● **WHAT IS NEEDED**: Return each line containing the string "structure".

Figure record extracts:

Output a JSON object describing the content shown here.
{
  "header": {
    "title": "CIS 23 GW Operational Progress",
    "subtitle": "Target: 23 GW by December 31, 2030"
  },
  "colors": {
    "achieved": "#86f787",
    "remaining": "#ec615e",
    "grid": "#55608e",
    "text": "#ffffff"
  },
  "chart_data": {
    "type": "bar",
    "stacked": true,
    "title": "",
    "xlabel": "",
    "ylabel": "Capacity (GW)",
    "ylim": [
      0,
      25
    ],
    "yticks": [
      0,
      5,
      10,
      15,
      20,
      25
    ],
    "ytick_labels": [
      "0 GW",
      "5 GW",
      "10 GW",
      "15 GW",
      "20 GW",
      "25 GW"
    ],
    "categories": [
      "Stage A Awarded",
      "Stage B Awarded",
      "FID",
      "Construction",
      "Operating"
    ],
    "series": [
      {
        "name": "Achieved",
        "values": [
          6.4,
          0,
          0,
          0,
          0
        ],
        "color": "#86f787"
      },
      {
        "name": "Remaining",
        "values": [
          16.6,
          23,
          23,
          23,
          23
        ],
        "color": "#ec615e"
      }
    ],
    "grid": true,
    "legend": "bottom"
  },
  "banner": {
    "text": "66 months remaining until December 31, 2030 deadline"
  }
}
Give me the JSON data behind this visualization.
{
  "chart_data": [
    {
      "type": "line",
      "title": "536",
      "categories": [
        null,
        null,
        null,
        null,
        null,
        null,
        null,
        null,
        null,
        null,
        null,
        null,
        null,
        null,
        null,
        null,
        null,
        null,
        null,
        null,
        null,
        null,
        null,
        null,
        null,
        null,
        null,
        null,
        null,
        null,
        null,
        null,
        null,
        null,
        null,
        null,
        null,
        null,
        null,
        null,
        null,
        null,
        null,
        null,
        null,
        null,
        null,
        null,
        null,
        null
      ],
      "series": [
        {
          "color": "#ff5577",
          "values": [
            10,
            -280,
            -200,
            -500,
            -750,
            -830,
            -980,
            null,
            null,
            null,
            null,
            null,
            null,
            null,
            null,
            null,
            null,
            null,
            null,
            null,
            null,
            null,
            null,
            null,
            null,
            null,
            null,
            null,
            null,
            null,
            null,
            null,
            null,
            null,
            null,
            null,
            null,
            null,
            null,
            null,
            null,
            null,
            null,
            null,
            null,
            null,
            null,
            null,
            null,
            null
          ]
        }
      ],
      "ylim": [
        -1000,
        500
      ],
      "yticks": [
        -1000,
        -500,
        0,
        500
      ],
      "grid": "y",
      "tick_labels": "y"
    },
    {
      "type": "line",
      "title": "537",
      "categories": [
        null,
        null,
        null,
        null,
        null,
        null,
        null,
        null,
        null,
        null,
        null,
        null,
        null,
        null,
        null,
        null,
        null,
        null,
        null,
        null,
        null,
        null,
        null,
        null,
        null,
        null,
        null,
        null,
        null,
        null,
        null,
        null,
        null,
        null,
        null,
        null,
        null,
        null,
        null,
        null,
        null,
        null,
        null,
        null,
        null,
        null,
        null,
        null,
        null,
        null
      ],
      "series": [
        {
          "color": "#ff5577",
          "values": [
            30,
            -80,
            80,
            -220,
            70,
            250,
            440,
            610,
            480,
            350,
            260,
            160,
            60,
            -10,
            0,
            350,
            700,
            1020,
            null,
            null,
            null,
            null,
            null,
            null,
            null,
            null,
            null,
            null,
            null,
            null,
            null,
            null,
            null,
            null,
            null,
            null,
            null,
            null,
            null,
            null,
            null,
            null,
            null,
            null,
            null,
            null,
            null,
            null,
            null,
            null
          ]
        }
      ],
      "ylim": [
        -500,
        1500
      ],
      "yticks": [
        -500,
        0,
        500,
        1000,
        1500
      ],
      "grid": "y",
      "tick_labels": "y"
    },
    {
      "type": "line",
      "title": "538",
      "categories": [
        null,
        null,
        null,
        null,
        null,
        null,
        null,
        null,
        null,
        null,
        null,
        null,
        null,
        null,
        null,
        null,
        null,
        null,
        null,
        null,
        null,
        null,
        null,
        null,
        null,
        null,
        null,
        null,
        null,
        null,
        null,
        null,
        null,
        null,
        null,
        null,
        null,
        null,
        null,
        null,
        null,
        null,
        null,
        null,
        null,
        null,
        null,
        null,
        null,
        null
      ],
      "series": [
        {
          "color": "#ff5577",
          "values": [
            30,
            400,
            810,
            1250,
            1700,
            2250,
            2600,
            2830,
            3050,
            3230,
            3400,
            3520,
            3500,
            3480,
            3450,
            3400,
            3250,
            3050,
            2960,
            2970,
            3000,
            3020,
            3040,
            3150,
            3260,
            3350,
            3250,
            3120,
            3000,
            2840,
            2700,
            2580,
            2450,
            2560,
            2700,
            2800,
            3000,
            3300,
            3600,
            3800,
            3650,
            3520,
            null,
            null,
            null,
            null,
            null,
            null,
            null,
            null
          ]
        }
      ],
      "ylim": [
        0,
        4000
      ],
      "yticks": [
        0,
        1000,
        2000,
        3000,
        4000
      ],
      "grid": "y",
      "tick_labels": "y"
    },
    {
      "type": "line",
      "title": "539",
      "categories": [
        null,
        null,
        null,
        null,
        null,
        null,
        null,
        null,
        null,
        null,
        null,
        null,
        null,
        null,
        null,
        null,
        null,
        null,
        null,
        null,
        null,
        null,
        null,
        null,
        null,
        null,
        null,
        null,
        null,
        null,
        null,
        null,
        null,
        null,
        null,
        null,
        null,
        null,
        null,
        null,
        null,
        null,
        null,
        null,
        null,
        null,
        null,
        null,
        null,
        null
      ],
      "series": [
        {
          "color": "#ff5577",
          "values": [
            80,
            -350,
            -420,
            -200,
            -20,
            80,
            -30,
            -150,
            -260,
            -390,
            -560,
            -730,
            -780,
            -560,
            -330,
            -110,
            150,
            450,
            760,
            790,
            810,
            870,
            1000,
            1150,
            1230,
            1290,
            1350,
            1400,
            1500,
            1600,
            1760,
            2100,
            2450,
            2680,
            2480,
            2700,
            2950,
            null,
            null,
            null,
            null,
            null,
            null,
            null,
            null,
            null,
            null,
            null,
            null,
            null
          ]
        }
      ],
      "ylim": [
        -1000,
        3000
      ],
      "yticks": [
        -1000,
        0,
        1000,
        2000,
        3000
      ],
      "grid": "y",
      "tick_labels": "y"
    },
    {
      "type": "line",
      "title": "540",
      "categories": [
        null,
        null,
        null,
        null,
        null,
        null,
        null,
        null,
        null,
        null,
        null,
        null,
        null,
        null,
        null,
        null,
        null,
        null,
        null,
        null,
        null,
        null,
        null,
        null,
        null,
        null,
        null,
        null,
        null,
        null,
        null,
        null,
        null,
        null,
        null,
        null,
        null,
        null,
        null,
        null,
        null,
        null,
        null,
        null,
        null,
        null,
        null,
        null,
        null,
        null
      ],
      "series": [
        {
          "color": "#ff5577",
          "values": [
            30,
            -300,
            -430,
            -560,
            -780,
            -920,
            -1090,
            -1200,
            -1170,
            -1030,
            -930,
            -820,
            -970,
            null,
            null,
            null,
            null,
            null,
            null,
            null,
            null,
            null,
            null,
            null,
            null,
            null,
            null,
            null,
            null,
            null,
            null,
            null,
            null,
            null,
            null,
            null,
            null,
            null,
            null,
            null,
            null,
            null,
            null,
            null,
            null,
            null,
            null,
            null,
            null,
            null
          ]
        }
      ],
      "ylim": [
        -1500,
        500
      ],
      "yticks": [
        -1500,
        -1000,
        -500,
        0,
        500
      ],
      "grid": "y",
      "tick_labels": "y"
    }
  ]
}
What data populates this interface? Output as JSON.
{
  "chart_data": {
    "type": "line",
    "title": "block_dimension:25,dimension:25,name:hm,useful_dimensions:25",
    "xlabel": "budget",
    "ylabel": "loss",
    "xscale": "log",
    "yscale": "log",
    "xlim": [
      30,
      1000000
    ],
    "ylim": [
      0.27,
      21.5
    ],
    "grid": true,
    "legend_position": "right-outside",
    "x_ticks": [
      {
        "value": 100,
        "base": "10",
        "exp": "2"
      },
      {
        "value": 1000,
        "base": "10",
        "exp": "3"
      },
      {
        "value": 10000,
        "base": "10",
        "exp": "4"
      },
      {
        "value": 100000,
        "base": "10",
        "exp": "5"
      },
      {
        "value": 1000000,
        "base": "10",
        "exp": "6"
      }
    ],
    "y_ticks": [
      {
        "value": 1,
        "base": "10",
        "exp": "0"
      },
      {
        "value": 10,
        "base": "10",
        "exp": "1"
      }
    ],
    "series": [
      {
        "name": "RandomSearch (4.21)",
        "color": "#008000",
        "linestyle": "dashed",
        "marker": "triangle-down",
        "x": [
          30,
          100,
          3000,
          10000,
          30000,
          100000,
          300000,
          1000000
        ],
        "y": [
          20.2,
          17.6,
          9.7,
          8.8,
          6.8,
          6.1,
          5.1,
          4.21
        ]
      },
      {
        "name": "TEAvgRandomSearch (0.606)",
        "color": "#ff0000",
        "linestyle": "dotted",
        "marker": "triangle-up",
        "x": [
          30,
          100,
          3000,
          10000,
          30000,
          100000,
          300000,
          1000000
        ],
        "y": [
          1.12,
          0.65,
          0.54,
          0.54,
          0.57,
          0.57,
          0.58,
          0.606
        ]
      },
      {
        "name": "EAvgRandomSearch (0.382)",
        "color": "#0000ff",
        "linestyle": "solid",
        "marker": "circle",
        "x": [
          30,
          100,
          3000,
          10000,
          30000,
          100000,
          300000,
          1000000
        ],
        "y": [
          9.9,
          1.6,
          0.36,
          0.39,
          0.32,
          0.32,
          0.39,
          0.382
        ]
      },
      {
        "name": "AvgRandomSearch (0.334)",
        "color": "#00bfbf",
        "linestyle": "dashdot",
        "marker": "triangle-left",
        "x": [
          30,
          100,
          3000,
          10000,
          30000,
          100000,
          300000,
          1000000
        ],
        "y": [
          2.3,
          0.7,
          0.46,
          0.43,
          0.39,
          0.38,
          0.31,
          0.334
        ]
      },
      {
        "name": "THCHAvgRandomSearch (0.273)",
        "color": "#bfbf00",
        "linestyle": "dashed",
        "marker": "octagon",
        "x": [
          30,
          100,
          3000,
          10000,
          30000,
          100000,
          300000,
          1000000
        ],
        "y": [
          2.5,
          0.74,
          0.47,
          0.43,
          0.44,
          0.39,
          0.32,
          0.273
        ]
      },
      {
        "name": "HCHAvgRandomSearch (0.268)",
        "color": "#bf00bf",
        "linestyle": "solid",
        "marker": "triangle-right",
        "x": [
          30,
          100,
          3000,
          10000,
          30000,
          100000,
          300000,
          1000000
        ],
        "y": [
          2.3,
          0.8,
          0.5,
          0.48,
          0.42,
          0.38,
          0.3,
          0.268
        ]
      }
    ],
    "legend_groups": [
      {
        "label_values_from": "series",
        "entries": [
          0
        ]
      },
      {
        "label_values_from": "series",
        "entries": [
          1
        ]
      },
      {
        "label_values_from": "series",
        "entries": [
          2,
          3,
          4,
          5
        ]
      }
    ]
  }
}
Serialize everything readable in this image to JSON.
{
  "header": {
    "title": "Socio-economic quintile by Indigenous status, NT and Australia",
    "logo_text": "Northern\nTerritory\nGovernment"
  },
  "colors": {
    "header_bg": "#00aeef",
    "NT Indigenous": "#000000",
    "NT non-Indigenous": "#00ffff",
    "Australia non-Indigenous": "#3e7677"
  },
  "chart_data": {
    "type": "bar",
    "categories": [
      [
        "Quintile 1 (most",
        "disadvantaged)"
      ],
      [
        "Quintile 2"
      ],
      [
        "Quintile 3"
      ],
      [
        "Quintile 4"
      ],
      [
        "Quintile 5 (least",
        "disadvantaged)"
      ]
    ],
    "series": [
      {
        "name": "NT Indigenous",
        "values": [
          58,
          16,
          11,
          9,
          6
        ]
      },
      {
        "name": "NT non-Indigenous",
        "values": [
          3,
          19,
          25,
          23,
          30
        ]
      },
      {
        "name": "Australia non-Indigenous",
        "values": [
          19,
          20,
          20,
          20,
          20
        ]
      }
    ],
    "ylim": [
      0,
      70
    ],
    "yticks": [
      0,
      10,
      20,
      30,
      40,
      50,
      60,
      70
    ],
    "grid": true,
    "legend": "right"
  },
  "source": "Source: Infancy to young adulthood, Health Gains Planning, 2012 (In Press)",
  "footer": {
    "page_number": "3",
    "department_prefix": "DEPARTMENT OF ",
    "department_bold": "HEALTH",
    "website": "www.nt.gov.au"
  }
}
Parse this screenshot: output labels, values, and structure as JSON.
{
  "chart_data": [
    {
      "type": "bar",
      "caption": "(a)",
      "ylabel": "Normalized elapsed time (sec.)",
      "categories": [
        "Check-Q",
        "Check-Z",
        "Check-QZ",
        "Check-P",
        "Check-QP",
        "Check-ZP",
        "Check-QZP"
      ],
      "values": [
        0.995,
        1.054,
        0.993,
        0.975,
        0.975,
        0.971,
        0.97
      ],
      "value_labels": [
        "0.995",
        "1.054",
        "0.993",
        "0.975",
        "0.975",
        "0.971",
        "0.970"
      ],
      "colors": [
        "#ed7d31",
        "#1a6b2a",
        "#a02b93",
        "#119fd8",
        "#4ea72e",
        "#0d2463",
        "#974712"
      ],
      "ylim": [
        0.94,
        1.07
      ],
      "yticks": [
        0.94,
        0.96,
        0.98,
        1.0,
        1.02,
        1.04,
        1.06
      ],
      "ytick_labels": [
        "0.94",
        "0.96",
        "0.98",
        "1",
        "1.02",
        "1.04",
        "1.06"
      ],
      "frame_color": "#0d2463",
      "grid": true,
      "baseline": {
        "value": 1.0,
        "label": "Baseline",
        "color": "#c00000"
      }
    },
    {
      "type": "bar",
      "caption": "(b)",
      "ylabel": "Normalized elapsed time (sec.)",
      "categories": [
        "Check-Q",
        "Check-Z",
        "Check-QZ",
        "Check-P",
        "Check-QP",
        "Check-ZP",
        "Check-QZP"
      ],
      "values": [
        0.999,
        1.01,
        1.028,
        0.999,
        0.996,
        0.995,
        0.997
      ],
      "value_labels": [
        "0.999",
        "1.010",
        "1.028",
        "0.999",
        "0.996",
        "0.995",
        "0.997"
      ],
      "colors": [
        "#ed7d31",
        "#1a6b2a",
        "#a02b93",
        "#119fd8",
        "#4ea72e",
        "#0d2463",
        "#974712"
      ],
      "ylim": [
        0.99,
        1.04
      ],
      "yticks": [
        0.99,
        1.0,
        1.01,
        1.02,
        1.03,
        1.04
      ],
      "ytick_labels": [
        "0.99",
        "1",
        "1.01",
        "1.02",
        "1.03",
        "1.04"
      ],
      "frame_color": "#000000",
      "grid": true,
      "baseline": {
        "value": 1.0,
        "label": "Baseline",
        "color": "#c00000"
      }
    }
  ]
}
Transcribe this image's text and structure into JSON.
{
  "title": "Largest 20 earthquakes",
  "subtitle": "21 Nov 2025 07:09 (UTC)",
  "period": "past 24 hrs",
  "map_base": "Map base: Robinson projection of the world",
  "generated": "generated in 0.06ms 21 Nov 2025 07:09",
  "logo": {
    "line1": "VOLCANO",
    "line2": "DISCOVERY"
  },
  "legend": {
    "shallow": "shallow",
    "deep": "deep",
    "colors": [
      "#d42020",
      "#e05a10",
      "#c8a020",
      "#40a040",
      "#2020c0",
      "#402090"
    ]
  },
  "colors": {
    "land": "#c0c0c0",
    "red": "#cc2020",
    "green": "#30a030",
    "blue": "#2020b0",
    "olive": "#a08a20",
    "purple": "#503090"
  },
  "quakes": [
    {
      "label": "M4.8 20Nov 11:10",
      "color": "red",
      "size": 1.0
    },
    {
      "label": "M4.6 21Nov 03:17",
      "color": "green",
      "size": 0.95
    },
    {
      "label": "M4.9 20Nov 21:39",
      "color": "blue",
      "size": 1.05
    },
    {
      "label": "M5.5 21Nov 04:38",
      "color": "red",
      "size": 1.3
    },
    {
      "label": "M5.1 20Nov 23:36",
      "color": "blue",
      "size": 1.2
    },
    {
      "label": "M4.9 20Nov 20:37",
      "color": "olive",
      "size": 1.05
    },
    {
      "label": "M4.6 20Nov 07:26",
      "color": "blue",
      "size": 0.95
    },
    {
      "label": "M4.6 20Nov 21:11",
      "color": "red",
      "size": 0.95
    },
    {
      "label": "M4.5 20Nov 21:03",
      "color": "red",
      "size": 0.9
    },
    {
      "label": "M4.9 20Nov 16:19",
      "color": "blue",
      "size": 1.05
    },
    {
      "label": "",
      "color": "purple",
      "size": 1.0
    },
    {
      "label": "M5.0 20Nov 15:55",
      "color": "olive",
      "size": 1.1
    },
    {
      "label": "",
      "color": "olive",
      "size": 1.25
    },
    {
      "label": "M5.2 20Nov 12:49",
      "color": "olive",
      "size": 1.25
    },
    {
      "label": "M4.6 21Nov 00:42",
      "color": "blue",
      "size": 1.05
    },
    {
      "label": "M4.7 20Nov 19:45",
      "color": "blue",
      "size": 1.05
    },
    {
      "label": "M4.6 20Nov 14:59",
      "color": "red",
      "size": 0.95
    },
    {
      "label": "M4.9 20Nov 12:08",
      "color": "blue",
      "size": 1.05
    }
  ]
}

● **THE SOLUTION**:
Parse this screenshot: output labels, values, and structure as JSON.
Transcribe this image's text and structure into JSON.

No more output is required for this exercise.